Lentamente, todo se empieza a enredar, Alberto deja la casa paterna, abandona a la que parecía ser su novia por una prostituta, y deja de ver a Amanda, ésta va a la casa de Alberto y cruza a la del vecino y la Rusa se siente celosa, y Elena, la sirvientita excitada, lo busca a él y le propone acostarse cada vez que lo ve, de casualidad, por el barrio, en una forma de acoso casi permanente. “Elena era una verdadera maestra en el campo del amor físico y sabía tejer con manos, piernas, boca y uñas una ardiente telaraña en la que uno se dejaba atrapar a conciencia, sin miedo a la soledad y a la muerte” (pág. 81). La información crucial que le da Elena, es que “el marido la había desvirgado como una bestia”, y por supuesto que el padre dirá que “la mujer nace para aguantar al hombre encima, detrás y en los costados”, lo cual demuestra por un lado que las informaciones son contradictorias, y de entre todas ellas nosotros deberemos escoger la que nos parece más pertinente, y por otro lado las declaraciones terribles del padre dan cuenta de lo que hoy, modernamente, llamamos ideología de género o conducta patriarcal de la sociedad actual y que acá vemos como un continuum que se viene arrastrando en la humanidad desde hace dos milenios, por lo menos, y en nuestro país desde mucho tiempo atrás, con la llegada y la conquista de nuestro territorio por los españoles.

Y el hecho de que la Rusa no sea virgen para él significa mucho, le resta a su egocentrismo, ese “de dejar impresa la marca sexual en una hembra incontaminada”, porque, dice, “nosotros, montevideanos del cincuenta, reprimidos, madreros y onanistas, necesitábamos a las mujeres “puras” como la boca hambrienta el pan. En realidad éramos más bestiales que Mario, quien, a pesar de todo, no se empeñaba en disimular la animalidad latente en él”. De todo eso concluye la posibilidad de un incesto de esa relación tan íntima que tiene con Alberto, su hermano, ya que no se da otra información al respecto de donde pueda surgir el fin de su virginidad.

Consigna dada: ¿Puedes copiar de nuevo el pasaje del texto de origen empezando en "Y el hecho de" y terminando en "de su virginidad.", cambiando "montevideanos" por "porteños"? Este material es independiente del texto de origen.

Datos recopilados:

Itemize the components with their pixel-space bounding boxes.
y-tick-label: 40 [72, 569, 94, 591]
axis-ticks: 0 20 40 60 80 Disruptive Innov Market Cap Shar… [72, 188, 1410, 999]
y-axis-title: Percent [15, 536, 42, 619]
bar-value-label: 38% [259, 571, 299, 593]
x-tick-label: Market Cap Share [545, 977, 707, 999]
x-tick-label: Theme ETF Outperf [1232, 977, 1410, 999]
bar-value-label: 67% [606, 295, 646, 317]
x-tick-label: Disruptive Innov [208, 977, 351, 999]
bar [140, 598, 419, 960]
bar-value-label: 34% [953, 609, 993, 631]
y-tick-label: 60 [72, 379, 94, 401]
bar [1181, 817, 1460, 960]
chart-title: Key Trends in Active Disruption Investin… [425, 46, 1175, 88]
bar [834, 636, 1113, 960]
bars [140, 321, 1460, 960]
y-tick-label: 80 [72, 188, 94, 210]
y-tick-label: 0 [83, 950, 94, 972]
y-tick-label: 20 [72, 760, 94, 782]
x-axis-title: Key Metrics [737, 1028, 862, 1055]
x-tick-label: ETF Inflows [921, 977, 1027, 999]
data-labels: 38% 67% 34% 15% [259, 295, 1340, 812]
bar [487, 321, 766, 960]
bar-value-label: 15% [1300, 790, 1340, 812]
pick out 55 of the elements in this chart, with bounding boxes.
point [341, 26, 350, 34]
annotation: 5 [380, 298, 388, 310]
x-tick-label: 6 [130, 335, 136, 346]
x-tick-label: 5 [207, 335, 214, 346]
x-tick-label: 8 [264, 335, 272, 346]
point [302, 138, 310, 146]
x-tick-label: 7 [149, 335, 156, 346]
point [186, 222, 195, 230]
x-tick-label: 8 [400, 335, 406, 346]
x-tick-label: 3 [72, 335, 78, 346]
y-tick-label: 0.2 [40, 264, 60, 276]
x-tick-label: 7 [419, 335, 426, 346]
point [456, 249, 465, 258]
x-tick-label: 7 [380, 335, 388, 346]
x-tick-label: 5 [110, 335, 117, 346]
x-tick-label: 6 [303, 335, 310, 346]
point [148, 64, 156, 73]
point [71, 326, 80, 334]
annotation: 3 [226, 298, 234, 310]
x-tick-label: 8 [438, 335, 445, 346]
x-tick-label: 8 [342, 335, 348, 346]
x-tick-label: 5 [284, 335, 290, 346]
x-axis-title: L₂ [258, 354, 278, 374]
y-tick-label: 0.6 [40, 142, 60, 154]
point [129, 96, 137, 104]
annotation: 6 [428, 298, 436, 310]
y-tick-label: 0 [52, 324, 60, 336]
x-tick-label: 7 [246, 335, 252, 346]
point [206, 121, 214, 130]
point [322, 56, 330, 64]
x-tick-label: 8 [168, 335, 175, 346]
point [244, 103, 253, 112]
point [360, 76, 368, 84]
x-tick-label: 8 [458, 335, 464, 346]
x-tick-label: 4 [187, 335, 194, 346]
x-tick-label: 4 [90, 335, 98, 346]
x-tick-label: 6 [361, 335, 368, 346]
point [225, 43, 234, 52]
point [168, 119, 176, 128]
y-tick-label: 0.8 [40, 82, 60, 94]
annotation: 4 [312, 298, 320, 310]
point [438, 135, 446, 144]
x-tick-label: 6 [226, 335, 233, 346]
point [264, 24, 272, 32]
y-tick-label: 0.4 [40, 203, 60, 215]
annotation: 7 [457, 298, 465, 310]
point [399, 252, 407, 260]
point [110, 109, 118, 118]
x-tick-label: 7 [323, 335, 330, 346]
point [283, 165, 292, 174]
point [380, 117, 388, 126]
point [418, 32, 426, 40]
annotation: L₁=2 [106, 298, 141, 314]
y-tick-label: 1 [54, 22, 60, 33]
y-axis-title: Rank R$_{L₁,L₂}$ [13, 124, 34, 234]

Respuesta esperada:
Y el hecho de que la Rusa no sea virgen para él significa mucho, le resta a su egocentrismo, ese “de dejar impresa la marca sexual en una hembra incontaminada”, porque, dice, “nosotros, porteños del cincuenta, reprimidos, madreros y onanistas, necesitábamos a las mujeres “puras” como la boca hambrienta el pan. En realidad éramos más bestiales que Mario, quien, a pesar de todo, no se empeñaba en disimular la animalidad latente en él”. De todo eso concluye la posibilidad de un incesto de esa relación tan íntima que tiene con Alberto, su hermano, ya que no se da otra información al respecto de donde pueda surgir el fin de su virginidad.